## Directive
Rewrite the following material as a numbered list, one line per item, omitting any blank lines.

## Recorded data
________________________________________

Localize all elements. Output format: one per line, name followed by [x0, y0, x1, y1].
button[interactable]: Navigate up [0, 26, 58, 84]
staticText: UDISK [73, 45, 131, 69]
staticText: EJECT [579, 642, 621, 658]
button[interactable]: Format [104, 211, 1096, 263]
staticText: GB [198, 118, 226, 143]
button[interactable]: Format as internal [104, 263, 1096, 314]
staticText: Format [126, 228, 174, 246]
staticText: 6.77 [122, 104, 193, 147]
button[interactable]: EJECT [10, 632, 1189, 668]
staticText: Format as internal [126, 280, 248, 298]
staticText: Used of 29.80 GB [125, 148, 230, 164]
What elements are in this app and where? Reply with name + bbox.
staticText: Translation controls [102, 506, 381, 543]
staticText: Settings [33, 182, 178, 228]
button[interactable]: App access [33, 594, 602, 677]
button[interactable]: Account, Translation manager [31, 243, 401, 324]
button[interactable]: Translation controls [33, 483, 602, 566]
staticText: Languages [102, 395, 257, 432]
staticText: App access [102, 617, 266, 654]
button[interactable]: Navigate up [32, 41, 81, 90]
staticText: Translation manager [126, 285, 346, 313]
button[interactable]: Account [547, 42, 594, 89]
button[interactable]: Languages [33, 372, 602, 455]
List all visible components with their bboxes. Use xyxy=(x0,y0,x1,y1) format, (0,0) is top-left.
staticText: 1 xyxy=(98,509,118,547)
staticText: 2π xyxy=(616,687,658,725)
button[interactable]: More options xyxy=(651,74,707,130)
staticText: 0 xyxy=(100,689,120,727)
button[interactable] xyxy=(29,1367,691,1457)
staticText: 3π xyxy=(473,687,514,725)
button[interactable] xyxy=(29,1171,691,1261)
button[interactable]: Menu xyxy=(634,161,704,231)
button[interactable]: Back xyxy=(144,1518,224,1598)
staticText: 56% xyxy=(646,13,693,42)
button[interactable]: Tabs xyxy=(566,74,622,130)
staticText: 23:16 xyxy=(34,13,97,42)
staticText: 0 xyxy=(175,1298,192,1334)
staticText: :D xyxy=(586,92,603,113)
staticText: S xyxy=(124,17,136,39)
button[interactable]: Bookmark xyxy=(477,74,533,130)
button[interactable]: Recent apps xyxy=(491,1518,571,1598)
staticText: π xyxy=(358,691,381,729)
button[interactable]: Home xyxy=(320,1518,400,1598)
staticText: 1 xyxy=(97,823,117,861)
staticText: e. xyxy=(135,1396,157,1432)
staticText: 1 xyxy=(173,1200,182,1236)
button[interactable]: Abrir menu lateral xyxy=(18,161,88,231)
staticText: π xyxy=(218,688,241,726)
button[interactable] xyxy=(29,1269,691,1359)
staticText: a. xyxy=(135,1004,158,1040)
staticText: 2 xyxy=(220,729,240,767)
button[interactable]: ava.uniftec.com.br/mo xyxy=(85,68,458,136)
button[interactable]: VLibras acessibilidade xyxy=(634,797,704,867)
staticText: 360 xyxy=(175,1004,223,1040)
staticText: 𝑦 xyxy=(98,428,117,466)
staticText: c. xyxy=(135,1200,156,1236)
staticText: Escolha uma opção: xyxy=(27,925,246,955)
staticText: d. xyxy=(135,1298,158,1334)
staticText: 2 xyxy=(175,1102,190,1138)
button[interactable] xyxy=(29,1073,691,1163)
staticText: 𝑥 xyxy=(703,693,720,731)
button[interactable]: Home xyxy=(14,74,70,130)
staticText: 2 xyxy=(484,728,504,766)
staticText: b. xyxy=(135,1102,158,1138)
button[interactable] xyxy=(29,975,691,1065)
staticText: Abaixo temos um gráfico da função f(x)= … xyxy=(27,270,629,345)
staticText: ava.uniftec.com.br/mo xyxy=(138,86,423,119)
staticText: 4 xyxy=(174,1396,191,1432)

________________________________________

## Response below
1. Localize all elements. Output format: one per line, name followed by [x0, y0, x1, y1].
2. button[interactable]: Navigate up [0, 26, 58, 84]
3. staticText: UDISK [73, 45, 131, 69]
4. staticText: EJECT [579, 642, 621, 658]
5. button[interactable]: Format [104, 211, 1096, 263]
6. staticText: GB [198, 118, 226, 143]
7. button[interactable]: Format as internal [104, 263, 1096, 314]
8. staticText: Format [126, 228, 174, 246]
9. staticText: 6.77 [122, 104, 193, 147]
10. button[interactable]: EJECT [10, 632, 1189, 668]
11. staticText: Format as internal [126, 280, 248, 298]
12. staticText: Used of 29.80 GB [125, 148, 230, 164]
13. What elements are in this app and where? Reply with name + bbox.
14. staticText: Translation controls [102, 506, 381, 543]
15. staticText: Settings [33, 182, 178, 228]
16. button[interactable]: App access [33, 594, 602, 677]
17. button[interactable]: Account, Translation manager [31, 243, 401, 324]
18. button[interactable]: Translation controls [33, 483, 602, 566]
19. staticText: Languages [102, 395, 257, 432]
20. staticText: App access [102, 617, 266, 654]
21. button[interactable]: Navigate up [32, 41, 81, 90]
22. staticText: Translation manager [126, 285, 346, 313]
23. button[interactable]: Account [547, 42, 594, 89]
24. button[interactable]: Languages [33, 372, 602, 455]
25. List all visible components with their bboxes. Use xyxy=(x0,y0,x1,y1) format, (0,0) is top-left.
26. staticText: 1 xyxy=(98,509,118,547)
27. staticText: 2π xyxy=(616,687,658,725)
28. button[interactable]: More options xyxy=(651,74,707,130)
29. staticText: 0 xyxy=(100,689,120,727)
30. button[interactable] xyxy=(29,1367,691,1457)
31. staticText: 3π xyxy=(473,687,514,725)
32. button[interactable] xyxy=(29,1171,691,1261)
33. button[interactable]: Menu xyxy=(634,161,704,231)
34. button[interactable]: Back xyxy=(144,1518,224,1598)
35. staticText: 56% xyxy=(646,13,693,42)
36. button[interactable]: Tabs xyxy=(566,74,622,130)
37. staticText: 23:16 xyxy=(34,13,97,42)
38. staticText: 0 xyxy=(175,1298,192,1334)
39. staticText: :D xyxy=(586,92,603,113)
40. staticText: S xyxy=(124,17,136,39)
41. button[interactable]: Bookmark xyxy=(477,74,533,130)
42. button[interactable]: Recent apps xyxy=(491,1518,571,1598)
43. staticText: π xyxy=(358,691,381,729)
44. button[interactable]: Home xyxy=(320,1518,400,1598)
45. staticText: 1 xyxy=(97,823,117,861)
46. staticText: e. xyxy=(135,1396,157,1432)
47. staticText: 1 xyxy=(173,1200,182,1236)
48. button[interactable]: Abrir menu lateral xyxy=(18,161,88,231)
49. staticText: π xyxy=(218,688,241,726)
50. button[interactable] xyxy=(29,1269,691,1359)
51. staticText: a. xyxy=(135,1004,158,1040)
52. staticText: 2 xyxy=(220,729,240,767)
53. button[interactable]: ava.uniftec.com.br/mo xyxy=(85,68,458,136)
54. button[interactable]: VLibras acessibilidade xyxy=(634,797,704,867)
55. staticText: 360 xyxy=(175,1004,223,1040)
56. staticText: 𝑦 xyxy=(98,428,117,466)
57. staticText: c. xyxy=(135,1200,156,1236)
58. staticText: Escolha uma opção: xyxy=(27,925,246,955)
59. staticText: d. xyxy=(135,1298,158,1334)
60. staticText: 2 xyxy=(175,1102,190,1138)
61. button[interactable] xyxy=(29,1073,691,1163)
62. staticText: 𝑥 xyxy=(703,693,720,731)
63. button[interactable]: Home xyxy=(14,74,70,130)
64. staticText: 2 xyxy=(484,728,504,766)
65. staticText: b. xyxy=(135,1102,158,1138)
66. button[interactable] xyxy=(29,975,691,1065)
67. staticText: Abaixo temos um gráfico da função f(x)= … xyxy=(27,270,629,345)
68. staticText: ava.uniftec.com.br/mo xyxy=(138,86,423,119)
69. staticText: 4 xyxy=(174,1396,191,1432)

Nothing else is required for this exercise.